**End to end neural net practice**

###Objectives:
1.   Difference in results with different initialization values i.e random, zeros and He initialization.
2.   Add regularization to reduce overfitting
3.   Optimize gradient descent using momentum, RMS prop and ADAM



In [1]:
import numpy as np
import matplotlib.pyplot as plt
import sklearn
from sklearn.datasets import load_diabetes
from sklearn.model_selection import train_test_split

%matplotlib inline
plt.rcParams['figure.figsize'] = (7.0, 4.0)
plt.rcParams['image.interpolation'] = 'nearest'
plt.rcParams['image.cmap'] = 'gray'

###Functions

In [2]:
def load_data():
  np.random.seed(1)

**Recorded information**
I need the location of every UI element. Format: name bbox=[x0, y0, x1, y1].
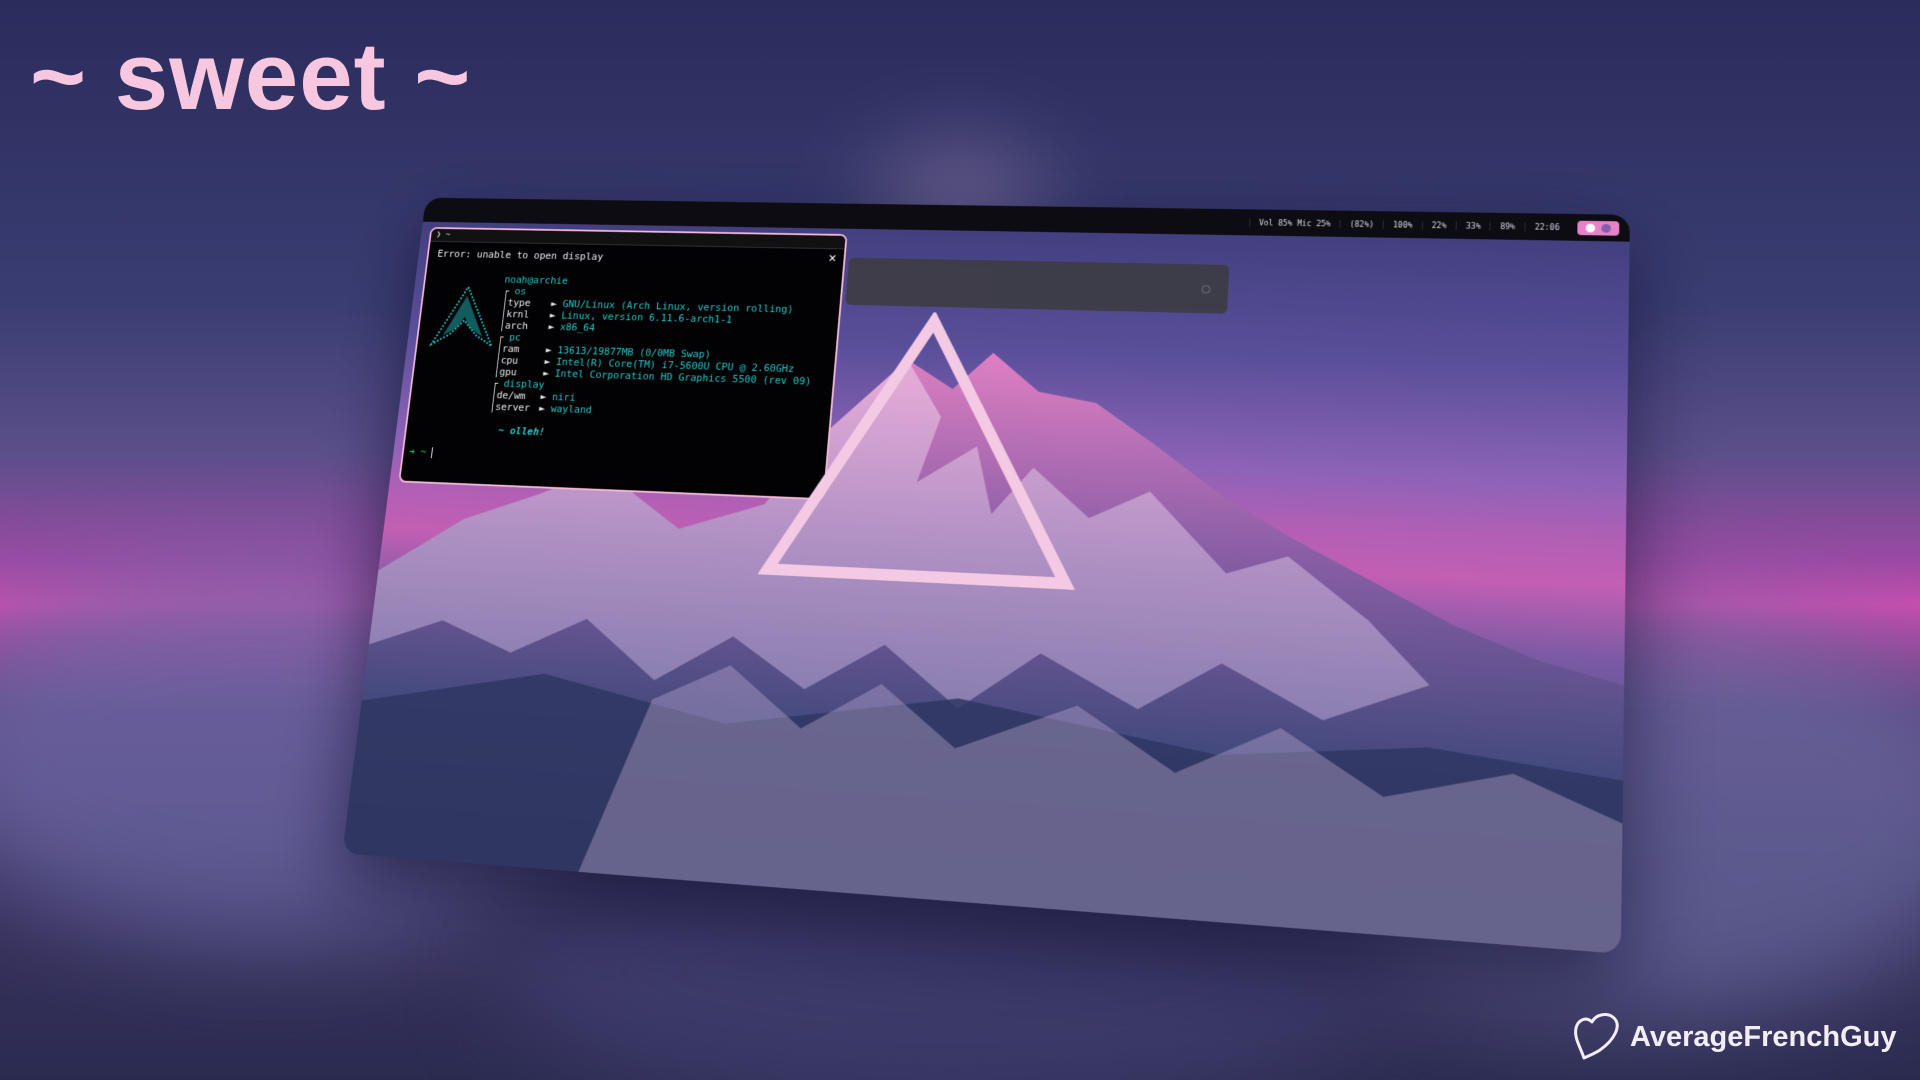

**Exercise**
Please pick up the end-to-end neural net practice notebook right after its last line, "np.random.seed(1)", and keep writing it from there.

**Written response**
  m = 4000 # number of examples
  N = int(m/2) # number of points per class
  D = 2 # dimensionality
  X = np.zeros((m,D)) # data matrix where each row is a single example
  Y = np.zeros((m,1), dtype='uint8') # labels vector (0 for red, 1 for blue)
  a = 4 # maximum ray of the flower

  for j in range(2):
      ix = range(N*j,N*(j+1))
      t = np.linspace(j*3.12,(j+1)*3.12,N) + np.random.randn(N)*0.2 # theta
      r = a*np.sin(4*t) + np.random.randn(N)*0.2 # radius
      X[ix] = np.c_[r*np.sin(t), r*np.cos(t)]
      Y[ix] = j

  # X = X.T
  # Y = Y.T

  return train_test_split(X, Y, test_size=0.2, random_state=42)

def initialize_parameters(layer_dims, type="random"):
  L = len(layer_dims)
  parameters = {}
  for l in range(1, L):
    if type == 'random':
      parameters['W' + str(l)] = np.random.randn(layer_dims[l], layer_dims[l-1]) * 10
    elif type == 'zeros':
      parameters['W' + str(l)] = np.zeros((layer_dims[l], layer_dims[l-1]))
    elif type == "he":
      parameters['W' + str(l)] = np.random.randn(layer_dims[l], layer_dims[l-1]) * np.sqrt(2/layer_dims[l-1])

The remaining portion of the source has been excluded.